» **What to produce**
Every line below is to be quoted exactly, with nothing added or dropped.

======== Excerpted data

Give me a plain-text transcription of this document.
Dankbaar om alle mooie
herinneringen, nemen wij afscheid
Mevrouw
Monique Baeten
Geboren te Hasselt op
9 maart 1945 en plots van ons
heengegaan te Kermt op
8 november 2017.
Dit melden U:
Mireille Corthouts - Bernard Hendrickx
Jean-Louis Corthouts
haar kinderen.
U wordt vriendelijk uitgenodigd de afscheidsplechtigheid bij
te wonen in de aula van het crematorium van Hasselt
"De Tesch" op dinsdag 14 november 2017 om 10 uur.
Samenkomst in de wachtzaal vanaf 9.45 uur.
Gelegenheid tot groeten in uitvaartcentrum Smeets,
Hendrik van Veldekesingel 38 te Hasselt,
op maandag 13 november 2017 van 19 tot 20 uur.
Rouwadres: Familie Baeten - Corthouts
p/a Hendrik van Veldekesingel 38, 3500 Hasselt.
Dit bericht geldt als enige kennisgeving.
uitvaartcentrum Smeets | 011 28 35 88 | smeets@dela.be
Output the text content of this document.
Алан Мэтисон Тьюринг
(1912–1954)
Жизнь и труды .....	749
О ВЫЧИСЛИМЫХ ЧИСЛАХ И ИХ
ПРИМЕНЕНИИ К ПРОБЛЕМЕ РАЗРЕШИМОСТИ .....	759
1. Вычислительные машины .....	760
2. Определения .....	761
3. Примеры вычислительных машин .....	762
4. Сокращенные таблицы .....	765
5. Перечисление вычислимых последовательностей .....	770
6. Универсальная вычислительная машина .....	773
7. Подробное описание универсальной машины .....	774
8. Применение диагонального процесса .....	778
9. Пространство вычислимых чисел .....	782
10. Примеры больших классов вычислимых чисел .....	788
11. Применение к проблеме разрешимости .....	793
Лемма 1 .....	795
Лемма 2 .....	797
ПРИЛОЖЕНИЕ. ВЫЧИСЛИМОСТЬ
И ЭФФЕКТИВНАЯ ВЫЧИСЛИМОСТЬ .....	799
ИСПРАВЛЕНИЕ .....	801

================

» **Problem solution**
Give me a plain-text transcription of this document.
Dankbaar om alle mooie
herinneringen, nemen wij afscheid
Mevrouw
Monique Baeten
Geboren te Hasselt op
9 maart 1945 en plots van ons
heengegaan te Kermt op
8 november 2017.
Dit melden U:
Mireille Corthouts - Bernard Hendrickx
Jean-Louis Corthouts
haar kinderen.
U wordt vriendelijk uitgenodigd de afscheidsplechtigheid bij
te wonen in de aula van het crematorium van Hasselt
"De Tesch" op dinsdag 14 november 2017 om 10 uur.
Samenkomst in de wachtzaal vanaf 9.45 uur.
Gelegenheid tot groeten in uitvaartcentrum Smeets,
Hendrik van Veldekesingel 38 te Hasselt,
op maandag 13 november 2017 van 19 tot 20 uur.
Rouwadres: Familie Baeten - Corthouts
p/a Hendrik van Veldekesingel 38, 3500 Hasselt.
Dit bericht geldt als enige kennisgeving.
uitvaartcentrum Smeets | 011 28 35 88 | smeets@dela.be
Output the text content of this document.
Алан Мэтисон Тьюринг
(1912–1954)
Жизнь и труды .....	749
О ВЫЧИСЛИМЫХ ЧИСЛАХ И ИХ
ПРИМЕНЕНИИ К ПРОБЛЕМЕ РАЗРЕШИМОСТИ .....	759
1. Вычислительные машины .....	760
2. Определения .....	761
3. Примеры вычислительных машин .....	762
4. Сокращенные таблицы .....	765
5. Перечисление вычислимых последовательностей .....	770
6. Универсальная вычислительная машина .....	773
7. Подробное описание универсальной машины .....	774
8. Применение диагонального процесса .....	778
9. Пространство вычислимых чисел .....	782
10. Примеры больших классов вычислимых чисел .....	788
11. Применение к проблеме разрешимости .....	793
Лемма 1 .....	795
Лемма 2 .....	797
ПРИЛОЖЕНИЕ. ВЫЧИСЛИМОСТЬ
И ЭФФЕКТИВНАЯ ВЫЧИСЛИМОСТЬ .....	799
ИСПРАВЛЕНИЕ .....	801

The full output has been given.